Locate each line containing the string "pierwiastka" and copy it out.

□ □ □ □ □

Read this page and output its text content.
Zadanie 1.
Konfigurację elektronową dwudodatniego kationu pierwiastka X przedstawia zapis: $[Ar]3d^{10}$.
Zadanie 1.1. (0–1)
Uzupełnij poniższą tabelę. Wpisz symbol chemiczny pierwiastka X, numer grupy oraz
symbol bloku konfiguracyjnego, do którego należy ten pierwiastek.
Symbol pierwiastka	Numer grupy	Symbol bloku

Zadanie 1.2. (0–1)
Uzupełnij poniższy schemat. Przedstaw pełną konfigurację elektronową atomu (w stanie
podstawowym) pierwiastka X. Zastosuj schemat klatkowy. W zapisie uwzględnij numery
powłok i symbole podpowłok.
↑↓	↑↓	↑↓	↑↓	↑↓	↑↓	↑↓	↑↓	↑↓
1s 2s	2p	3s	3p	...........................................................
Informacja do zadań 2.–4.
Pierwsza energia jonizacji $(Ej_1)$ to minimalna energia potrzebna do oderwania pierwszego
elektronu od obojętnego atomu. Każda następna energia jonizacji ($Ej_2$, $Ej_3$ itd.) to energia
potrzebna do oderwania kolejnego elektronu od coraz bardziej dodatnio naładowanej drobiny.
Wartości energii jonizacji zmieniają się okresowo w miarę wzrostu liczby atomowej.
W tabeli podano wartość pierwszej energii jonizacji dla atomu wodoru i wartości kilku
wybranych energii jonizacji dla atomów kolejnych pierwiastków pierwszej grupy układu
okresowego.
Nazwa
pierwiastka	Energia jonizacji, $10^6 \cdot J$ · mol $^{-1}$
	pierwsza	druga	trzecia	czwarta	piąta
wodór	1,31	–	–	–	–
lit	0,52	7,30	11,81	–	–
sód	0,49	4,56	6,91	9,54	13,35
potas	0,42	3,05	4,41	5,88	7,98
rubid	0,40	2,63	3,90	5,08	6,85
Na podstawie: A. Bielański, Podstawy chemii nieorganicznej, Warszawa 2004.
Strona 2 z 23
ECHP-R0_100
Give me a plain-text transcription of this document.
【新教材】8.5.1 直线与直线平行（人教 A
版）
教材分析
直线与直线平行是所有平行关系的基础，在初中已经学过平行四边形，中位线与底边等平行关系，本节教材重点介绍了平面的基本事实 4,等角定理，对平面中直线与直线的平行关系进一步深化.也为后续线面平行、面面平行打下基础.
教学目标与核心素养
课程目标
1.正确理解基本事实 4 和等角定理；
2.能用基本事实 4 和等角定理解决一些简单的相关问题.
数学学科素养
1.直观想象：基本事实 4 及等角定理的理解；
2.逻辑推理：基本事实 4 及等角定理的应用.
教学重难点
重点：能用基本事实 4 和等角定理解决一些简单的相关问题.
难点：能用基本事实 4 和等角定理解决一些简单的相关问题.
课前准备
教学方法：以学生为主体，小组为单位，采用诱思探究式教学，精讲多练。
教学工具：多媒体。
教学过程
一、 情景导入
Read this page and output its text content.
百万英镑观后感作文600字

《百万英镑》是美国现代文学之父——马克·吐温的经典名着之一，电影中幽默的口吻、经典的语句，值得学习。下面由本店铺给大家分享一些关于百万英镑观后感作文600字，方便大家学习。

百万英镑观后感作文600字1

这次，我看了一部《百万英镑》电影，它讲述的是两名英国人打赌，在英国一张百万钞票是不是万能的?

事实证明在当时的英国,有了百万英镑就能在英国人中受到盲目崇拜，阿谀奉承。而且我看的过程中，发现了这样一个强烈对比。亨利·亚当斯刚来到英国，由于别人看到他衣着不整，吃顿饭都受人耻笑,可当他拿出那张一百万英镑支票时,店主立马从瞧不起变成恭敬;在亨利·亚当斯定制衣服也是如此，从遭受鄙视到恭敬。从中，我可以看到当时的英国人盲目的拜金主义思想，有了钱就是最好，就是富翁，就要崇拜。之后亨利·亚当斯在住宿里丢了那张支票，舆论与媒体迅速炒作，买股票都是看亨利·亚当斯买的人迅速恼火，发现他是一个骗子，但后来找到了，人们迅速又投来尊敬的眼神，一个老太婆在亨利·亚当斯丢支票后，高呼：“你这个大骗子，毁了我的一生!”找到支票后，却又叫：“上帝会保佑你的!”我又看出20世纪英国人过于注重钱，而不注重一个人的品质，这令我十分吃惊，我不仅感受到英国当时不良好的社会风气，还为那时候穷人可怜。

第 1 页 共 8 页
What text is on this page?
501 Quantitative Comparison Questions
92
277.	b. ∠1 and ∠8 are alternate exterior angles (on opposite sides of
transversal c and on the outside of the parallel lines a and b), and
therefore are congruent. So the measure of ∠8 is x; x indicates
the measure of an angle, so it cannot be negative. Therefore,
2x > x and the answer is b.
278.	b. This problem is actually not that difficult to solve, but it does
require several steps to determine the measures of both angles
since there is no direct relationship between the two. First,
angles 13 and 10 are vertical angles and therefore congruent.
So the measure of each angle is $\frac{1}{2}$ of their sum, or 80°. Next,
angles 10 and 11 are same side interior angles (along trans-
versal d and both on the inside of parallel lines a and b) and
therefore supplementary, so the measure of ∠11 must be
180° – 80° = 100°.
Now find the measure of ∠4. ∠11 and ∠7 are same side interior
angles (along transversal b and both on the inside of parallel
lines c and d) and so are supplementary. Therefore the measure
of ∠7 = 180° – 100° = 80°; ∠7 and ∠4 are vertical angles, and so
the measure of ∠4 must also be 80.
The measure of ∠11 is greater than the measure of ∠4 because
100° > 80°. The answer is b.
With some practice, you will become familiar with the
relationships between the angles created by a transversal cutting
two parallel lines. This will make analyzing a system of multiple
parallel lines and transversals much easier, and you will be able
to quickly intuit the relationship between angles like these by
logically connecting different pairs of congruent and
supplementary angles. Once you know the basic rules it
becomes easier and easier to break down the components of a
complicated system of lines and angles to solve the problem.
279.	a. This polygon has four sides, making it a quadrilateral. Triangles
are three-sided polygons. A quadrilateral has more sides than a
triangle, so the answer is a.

□ □ □ □ □

SOLUTION »
Konfigurację elektronową dwudodatniego kationu pierwiastka X przedstawia zapis: $[Ar]3d^{10}$.
Uzupełnij poniższą tabelę. Wpisz symbol chemiczny pierwiastka X, numer grupy oraz
Symbol pierwiastka	Numer grupy	Symbol bloku
podstawowym) pierwiastka X. Zastosuj schemat klatkowy. W zapisie uwzględnij numery
pierwiastka	Energia jonizacji, $10^6 \cdot J$ · mol $^{-1}$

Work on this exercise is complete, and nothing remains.